One number is the full answer: how many lines in the records contain the word "utilice"?

* [PROVIDED RECORDS]:
########
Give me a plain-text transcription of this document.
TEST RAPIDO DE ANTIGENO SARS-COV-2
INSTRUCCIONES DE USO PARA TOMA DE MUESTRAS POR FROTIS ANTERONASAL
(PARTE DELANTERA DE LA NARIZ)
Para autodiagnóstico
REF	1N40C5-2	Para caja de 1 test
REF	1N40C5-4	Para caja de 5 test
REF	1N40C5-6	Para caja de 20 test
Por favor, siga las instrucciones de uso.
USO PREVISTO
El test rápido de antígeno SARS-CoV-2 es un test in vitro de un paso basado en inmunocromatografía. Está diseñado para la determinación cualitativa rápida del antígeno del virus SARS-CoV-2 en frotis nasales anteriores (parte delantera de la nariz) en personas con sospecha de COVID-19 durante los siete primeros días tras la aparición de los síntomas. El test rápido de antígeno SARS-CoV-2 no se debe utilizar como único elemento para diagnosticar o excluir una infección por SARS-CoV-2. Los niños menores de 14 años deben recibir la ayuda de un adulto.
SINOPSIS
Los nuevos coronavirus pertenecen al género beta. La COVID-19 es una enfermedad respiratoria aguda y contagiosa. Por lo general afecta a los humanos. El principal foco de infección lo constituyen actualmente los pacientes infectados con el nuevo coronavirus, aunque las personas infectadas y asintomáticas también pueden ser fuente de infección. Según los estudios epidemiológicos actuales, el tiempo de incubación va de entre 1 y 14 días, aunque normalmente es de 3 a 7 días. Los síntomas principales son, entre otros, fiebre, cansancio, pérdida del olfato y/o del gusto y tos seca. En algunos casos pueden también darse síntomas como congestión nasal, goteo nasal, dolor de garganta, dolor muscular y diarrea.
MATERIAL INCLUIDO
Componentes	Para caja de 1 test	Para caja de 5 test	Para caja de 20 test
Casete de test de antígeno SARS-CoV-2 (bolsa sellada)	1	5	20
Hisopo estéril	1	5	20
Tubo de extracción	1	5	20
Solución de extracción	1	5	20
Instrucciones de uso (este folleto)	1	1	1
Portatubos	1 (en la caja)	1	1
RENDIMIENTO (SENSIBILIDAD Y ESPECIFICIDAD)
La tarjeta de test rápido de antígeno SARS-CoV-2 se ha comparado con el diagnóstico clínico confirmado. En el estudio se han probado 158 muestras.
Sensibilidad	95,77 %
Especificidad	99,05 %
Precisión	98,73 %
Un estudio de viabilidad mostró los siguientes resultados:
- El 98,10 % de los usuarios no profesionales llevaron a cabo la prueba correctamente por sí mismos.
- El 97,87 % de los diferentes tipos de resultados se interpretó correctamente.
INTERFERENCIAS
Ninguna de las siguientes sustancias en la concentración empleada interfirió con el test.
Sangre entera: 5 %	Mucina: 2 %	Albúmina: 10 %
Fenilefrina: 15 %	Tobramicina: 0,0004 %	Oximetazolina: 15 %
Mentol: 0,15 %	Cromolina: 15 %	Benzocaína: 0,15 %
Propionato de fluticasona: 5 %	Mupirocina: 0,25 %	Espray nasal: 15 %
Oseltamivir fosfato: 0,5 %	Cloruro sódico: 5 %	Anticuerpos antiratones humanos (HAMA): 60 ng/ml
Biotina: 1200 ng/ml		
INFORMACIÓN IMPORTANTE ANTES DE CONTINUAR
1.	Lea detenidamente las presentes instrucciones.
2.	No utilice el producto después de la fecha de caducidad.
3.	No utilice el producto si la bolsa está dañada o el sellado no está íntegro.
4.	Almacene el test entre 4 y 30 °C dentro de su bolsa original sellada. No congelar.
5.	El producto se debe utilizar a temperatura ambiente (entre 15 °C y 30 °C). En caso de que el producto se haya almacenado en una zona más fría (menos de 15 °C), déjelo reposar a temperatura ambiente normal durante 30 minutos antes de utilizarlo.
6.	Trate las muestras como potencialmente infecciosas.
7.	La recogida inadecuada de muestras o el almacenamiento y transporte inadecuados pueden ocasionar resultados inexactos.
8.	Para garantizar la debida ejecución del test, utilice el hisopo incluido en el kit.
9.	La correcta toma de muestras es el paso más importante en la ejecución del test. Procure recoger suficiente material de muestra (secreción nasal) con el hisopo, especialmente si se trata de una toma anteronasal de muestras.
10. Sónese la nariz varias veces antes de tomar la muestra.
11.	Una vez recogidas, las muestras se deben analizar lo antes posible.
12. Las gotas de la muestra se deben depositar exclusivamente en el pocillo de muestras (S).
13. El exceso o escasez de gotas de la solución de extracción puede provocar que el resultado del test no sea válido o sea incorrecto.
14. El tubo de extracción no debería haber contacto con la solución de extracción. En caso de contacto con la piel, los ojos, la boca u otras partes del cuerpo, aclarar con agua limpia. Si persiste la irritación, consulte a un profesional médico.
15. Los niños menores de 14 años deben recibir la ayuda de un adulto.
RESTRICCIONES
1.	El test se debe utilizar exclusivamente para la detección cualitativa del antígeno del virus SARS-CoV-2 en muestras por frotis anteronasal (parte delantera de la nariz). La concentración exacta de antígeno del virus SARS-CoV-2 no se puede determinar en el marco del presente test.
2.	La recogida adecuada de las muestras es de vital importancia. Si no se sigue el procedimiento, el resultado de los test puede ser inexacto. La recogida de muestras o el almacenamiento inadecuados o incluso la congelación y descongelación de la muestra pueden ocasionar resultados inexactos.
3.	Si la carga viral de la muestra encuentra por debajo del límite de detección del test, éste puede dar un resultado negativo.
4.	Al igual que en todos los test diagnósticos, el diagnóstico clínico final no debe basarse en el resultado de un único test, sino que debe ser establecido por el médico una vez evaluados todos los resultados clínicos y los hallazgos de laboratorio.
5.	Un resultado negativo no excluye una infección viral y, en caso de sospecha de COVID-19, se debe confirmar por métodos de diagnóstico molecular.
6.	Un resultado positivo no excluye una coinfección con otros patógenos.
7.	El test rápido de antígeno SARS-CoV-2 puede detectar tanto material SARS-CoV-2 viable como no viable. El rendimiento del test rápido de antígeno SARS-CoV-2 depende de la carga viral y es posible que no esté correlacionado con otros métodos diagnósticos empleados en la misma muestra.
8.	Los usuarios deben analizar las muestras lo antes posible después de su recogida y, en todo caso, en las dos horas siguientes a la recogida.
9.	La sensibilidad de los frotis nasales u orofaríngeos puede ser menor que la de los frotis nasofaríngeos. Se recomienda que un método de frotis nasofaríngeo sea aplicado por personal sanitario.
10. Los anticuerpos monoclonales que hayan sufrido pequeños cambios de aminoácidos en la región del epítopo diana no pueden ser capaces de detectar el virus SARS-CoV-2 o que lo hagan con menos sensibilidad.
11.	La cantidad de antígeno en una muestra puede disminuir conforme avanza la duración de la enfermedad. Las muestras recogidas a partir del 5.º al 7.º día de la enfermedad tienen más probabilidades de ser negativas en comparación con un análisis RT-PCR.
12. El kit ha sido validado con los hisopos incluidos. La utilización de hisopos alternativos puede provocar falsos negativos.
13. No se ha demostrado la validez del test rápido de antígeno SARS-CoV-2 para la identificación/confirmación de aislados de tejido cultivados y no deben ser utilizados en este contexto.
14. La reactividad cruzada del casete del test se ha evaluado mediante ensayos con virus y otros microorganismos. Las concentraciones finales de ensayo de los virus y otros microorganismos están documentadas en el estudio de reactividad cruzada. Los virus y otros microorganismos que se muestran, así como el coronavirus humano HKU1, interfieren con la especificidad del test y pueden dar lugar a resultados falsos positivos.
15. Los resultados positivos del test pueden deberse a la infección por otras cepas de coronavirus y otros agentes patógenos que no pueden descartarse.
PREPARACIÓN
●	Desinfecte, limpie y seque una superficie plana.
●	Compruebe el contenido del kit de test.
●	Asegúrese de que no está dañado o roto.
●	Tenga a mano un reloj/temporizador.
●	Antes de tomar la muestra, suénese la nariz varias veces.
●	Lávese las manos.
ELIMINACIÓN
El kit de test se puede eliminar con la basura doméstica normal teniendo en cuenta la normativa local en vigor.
########
* [THE COMPLETED TASK]: 3